• _FRAGMENTO ELEGIDO_
________________
Después están los otros, los 180.000 firmantes (tantos no, por favor); aquellos que abren foros perroflaúticos en Internet donde se festejan las cornadas de José Tomás y Julito Aparicio; aquellos que comparan la vida y el más mínimo sufrimiento de un ser humano con el de un animal, argumento de mayor peso para haberme formado una idea de lo que son. Conocer sus limitaciones fue el motivo por el que dejé de debatir civilizadamente con los pocos que, a Dios gracias, me he ido cruzando en mi vida. Un tío o una tía capaz de manifestarse dando los espectaculitos públicos que muestra la televisión no puede tener luces para entender, por muchos razonamientos que se utilicen en su defensa, que nuestra Fiesta es cultura con mayúsculas y que el toro, por su muerte en la plaza tras la creación artística, es para muchos de nosotros el único animal venerado. Sin embargo, aquellos a los que se les supone una mínima formación, sí que logran sacarme de mis casillas: pseudoprogres millonarios, chupócteros de la sopa boba que hartos de comer carne y marisco protagonizan acalorados debates televisivos atacando los toros por su violencia; políticos cagones, incapaces de llamar a las cosas por su nombre y que con su silencio se mofan de lo que tanto disfrutamos muchos españoles, portugueses, franceses e hispanoamericanos, de aquello que contaron y plasmaron en sus obras grandes artistas e intelectuales desde tiempos inmemoriales...
No lo entiendo. Me enseñaron que en mi país, con sus virtudes y sus defectos, se vive en libertad. Me gustaba; durante años imaginé lo duro que debió ser estar privado de ella. Hoy no la tengo, me la roban a cuentagotas esos mismos que cuenta la historia que tanto la reivindicaban hace décadas.

10 julio 2010

No me gusta "La Roja"


España está a punto de ganar –¿alguien lo duda?- su primer campeonato del mundo y yo debo ser un bicho extraño, pero esta circunstancia, aún gustándome el fútbol, me provoca total indiferencia; si me apuran, pese a que no me une a la selección holandesa el más mínimo afecto, hasta deseo lo contrario.
________________
• _LAS TAREAS_
1. Según el fragmento, ¿cuántos firmantes hay?
2. Vuelve a escribir, sin cambiar nada, la parte del fragmento que empieza con "10 julio 2010" y sigue hasta "deseo lo contrario.".
Las líneas no cuentan para nada de esto.

• _DATOS MOSTRADOS_
________________
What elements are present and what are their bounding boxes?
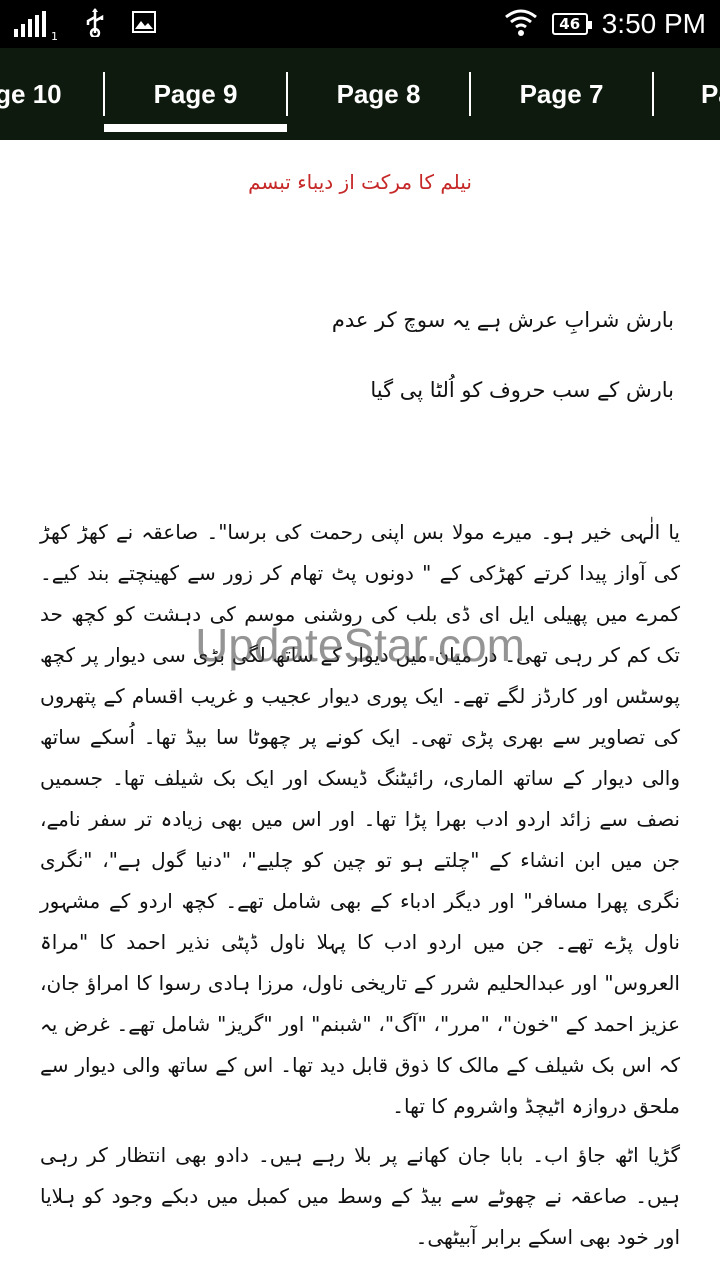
________________
• _RESPUESTAS POR TAREA_
1. 180.000 firmantes.

2.
10 julio 2010

No me gusta "La Roja"


España está a punto de ganar –¿alguien lo duda?- su primer campeonato del mundo y yo debo ser un bicho extraño, pero esta circunstancia, aún gustándome el fútbol, me provoca total indiferencia; si me apuran, pese a que no me une a la selección holandesa el más mínimo afecto, hasta deseo lo contrario.